What is needed: Lines containing the word "ERZANGE" are the ones to copy from the records below.

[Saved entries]

**********

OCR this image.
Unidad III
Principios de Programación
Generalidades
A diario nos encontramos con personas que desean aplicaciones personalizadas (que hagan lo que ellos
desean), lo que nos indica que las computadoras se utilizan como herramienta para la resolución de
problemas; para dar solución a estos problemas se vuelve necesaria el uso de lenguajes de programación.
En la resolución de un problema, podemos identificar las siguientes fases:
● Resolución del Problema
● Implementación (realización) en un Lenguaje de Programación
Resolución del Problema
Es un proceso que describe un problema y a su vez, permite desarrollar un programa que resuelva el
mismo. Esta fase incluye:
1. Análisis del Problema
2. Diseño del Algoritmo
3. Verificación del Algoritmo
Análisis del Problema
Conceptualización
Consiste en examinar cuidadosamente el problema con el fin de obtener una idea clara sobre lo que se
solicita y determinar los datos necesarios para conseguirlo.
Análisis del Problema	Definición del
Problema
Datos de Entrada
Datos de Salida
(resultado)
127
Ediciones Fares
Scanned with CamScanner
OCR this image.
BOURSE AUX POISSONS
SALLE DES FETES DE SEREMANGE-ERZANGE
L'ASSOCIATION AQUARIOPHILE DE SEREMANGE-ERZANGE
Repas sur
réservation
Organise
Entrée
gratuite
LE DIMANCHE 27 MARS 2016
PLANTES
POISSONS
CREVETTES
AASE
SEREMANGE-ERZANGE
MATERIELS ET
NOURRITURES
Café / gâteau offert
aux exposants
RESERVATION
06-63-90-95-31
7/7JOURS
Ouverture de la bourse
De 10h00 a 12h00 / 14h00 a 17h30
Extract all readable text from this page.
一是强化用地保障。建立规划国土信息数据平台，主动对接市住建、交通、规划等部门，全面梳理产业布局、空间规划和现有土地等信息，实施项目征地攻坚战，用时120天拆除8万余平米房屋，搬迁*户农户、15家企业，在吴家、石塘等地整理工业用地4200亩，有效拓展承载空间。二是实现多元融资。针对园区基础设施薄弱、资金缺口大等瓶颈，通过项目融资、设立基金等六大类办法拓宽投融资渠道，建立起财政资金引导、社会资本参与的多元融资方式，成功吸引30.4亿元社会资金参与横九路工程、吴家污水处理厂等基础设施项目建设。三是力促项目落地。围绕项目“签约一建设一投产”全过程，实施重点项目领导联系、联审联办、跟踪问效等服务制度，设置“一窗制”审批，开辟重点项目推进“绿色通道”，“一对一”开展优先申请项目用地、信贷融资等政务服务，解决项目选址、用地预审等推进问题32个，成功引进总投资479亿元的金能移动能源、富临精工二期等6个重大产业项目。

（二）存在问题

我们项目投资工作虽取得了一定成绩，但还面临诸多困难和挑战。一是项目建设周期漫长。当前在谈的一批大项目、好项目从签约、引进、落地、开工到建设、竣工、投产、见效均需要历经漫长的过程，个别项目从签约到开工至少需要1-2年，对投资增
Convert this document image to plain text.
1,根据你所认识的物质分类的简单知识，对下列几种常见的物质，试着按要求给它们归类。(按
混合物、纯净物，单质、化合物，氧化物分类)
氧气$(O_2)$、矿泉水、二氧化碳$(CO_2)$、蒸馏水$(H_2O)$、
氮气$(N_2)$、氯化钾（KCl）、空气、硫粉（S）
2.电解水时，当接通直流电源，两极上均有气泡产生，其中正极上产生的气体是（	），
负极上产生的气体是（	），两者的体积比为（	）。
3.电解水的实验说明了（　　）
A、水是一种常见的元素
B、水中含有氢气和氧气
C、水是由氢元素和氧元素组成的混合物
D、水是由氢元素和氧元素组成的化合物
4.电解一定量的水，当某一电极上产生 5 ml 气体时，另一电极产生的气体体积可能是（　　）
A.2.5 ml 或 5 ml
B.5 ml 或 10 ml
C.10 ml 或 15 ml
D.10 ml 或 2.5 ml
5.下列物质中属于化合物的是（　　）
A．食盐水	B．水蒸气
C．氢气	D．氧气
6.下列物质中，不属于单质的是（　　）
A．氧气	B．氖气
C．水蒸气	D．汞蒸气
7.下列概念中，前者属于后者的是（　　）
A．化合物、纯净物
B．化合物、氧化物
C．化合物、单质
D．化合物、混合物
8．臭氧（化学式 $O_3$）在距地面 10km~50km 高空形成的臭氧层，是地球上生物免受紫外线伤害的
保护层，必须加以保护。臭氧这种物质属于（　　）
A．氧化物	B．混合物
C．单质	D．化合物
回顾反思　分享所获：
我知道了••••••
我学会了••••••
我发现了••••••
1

**********

Complete answer:
SALLE DES FETES DE SEREMANGE-ERZANGE
L'ASSOCIATION AQUARIOPHILE DE SEREMANGE-ERZANGE
SEREMANGE-ERZANGE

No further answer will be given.